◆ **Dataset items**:
================
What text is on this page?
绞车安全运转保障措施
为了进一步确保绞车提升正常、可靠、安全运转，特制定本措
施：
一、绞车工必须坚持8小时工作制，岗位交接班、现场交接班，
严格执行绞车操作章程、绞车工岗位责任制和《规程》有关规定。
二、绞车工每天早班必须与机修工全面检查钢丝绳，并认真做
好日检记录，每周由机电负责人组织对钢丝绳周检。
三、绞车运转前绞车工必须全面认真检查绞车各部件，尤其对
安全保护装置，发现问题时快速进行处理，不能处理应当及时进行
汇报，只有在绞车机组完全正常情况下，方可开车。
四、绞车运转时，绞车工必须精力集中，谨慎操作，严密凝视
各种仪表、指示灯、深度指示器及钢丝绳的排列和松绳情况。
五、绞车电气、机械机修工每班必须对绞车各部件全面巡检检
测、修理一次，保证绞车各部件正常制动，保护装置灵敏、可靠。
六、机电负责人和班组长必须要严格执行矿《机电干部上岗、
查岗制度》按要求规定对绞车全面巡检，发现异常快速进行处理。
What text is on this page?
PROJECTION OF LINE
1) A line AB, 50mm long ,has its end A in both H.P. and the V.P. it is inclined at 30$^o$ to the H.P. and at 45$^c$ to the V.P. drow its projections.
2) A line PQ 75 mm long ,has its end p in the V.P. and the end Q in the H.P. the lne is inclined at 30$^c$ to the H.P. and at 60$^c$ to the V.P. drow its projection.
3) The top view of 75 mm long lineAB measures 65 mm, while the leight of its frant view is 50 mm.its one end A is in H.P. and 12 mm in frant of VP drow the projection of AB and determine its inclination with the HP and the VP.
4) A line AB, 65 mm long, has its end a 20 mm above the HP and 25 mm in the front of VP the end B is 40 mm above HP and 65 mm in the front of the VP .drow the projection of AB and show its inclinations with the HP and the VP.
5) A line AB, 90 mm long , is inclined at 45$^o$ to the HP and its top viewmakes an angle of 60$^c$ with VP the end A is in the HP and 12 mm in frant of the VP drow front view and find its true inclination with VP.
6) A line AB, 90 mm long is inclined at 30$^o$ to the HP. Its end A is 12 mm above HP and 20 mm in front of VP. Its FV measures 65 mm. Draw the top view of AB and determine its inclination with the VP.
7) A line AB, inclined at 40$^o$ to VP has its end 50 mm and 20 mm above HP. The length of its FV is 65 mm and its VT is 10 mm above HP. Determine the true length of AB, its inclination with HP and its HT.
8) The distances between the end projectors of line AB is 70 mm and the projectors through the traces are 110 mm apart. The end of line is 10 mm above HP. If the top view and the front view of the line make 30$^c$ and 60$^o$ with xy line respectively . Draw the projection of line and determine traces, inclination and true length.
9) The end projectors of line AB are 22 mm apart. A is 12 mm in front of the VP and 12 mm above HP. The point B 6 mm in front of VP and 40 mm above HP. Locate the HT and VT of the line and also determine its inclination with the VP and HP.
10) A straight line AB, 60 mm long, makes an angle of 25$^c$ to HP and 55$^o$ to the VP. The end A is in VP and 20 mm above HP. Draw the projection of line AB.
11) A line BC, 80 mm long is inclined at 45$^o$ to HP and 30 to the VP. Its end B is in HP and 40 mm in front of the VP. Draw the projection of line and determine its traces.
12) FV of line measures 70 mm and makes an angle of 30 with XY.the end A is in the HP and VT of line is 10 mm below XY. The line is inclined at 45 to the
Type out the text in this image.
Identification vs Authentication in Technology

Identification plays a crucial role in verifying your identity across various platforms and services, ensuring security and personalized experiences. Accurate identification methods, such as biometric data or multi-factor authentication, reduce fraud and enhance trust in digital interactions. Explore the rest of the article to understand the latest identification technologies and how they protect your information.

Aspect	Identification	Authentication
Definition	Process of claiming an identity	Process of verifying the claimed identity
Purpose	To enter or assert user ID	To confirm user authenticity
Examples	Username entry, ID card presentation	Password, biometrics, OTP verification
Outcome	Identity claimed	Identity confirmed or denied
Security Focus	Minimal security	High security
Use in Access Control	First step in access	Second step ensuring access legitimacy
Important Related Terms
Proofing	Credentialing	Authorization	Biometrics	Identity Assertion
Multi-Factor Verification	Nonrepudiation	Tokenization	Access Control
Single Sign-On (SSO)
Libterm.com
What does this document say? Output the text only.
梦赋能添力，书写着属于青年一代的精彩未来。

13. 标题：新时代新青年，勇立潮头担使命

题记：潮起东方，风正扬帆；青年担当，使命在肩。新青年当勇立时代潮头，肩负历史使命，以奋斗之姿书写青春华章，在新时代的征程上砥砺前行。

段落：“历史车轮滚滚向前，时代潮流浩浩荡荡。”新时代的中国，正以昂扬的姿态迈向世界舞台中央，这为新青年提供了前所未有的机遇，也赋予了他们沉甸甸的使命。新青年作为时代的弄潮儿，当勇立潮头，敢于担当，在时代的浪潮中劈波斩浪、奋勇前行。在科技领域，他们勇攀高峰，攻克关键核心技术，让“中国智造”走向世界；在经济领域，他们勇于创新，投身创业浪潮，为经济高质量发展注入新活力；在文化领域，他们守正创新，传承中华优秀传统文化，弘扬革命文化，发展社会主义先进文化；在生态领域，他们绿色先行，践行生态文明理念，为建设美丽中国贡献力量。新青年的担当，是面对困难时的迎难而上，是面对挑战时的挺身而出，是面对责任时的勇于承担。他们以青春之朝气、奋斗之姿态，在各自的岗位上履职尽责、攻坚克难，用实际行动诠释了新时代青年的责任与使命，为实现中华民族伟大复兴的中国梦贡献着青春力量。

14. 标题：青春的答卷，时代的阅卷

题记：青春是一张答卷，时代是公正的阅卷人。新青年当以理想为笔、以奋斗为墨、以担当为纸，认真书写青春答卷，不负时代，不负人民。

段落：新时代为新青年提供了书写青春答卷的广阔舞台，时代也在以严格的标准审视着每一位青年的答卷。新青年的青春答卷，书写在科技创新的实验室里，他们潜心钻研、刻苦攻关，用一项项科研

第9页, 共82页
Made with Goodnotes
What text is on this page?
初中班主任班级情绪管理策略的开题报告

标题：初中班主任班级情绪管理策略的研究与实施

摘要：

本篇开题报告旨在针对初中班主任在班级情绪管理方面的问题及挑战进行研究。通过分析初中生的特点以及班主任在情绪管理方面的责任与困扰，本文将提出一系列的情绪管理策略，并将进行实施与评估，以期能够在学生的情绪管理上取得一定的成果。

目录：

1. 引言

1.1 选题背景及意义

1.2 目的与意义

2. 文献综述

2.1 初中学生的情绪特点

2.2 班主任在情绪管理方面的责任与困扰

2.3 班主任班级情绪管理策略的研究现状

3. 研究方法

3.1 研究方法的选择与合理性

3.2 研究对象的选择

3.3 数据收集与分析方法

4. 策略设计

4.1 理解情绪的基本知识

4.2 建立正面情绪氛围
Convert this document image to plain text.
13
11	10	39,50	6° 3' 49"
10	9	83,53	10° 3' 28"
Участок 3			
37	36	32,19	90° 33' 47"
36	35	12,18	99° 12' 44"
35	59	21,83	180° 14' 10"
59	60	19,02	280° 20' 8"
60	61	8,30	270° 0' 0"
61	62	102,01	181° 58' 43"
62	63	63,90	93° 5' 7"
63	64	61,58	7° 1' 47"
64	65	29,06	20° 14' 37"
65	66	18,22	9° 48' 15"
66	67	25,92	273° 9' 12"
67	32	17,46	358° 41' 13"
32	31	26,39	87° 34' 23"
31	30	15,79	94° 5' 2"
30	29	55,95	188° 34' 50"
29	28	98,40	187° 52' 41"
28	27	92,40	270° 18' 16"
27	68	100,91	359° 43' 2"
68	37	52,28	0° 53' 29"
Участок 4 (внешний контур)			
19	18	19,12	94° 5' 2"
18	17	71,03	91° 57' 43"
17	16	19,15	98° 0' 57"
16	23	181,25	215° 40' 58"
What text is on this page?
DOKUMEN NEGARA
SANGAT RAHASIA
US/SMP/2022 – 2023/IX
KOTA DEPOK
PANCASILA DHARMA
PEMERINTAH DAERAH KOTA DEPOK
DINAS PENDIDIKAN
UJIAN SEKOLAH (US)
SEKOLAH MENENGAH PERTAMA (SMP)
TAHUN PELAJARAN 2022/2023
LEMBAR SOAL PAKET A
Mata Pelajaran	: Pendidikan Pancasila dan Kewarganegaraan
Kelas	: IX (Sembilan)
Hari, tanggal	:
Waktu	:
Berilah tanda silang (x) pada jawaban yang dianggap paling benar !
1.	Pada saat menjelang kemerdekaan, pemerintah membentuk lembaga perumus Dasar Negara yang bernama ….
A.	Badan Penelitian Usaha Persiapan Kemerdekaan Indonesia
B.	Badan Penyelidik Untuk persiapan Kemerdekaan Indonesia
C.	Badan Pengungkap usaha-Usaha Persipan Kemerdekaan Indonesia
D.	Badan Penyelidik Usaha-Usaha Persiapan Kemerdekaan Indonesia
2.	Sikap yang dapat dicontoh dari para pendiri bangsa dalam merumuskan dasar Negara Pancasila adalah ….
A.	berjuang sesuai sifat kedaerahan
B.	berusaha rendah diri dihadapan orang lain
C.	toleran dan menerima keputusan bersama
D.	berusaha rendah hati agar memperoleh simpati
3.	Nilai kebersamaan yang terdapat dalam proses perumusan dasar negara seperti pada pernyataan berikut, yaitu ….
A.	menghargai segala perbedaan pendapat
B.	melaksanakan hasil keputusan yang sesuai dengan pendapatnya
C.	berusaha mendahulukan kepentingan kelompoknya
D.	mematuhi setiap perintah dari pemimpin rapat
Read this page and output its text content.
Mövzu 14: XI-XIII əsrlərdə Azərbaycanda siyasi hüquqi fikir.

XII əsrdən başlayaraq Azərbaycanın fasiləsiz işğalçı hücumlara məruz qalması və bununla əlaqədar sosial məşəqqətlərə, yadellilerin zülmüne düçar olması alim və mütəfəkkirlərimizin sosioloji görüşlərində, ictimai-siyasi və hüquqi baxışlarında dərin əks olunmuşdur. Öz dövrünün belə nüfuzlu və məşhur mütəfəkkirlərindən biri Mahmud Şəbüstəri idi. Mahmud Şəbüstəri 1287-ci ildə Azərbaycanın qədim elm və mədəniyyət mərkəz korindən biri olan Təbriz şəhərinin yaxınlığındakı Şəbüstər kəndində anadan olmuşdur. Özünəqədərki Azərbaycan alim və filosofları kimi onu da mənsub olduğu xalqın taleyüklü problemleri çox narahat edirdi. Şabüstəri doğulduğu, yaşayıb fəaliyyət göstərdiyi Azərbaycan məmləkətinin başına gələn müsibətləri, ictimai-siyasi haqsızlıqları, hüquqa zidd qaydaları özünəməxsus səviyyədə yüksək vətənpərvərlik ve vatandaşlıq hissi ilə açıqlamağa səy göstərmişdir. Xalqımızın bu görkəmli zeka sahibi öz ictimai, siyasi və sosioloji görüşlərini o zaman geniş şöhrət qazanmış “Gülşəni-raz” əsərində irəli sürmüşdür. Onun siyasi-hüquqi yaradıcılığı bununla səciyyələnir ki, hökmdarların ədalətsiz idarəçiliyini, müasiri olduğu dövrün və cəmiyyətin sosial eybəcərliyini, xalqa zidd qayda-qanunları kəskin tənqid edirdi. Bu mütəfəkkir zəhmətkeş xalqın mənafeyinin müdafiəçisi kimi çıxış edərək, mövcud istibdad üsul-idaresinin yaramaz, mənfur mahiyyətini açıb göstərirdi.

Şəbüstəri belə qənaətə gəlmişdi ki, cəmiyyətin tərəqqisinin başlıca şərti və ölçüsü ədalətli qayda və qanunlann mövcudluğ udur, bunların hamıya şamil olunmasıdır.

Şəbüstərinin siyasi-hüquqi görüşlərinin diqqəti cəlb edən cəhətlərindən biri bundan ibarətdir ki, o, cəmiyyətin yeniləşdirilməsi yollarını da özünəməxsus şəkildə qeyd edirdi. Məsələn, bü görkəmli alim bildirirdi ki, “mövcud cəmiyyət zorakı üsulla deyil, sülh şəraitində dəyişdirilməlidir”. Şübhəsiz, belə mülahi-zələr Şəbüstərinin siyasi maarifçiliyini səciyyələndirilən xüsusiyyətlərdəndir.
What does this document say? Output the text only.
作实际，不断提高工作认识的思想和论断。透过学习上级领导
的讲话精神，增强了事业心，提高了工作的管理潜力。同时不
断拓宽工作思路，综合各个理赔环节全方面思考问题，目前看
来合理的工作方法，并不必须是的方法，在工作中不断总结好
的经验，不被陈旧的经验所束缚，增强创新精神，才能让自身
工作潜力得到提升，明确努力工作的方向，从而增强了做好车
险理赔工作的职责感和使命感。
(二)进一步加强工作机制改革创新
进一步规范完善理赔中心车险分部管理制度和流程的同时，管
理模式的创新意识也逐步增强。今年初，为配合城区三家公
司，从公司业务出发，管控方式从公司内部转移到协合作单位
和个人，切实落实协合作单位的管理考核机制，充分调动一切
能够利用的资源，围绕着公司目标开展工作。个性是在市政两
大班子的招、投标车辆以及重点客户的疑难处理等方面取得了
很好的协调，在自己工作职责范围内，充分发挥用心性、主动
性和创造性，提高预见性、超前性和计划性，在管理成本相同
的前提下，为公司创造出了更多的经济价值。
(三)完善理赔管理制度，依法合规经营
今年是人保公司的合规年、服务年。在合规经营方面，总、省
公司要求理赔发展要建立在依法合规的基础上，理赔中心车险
================
◆ **To do**: Each line holding "Control" must be found and copied.

◆ **Reply to the task**:
Use in Access Control	First step in access	Second step ensuring access legitimacy
Multi-Factor Verification	Nonrepudiation	Tokenization	Access Control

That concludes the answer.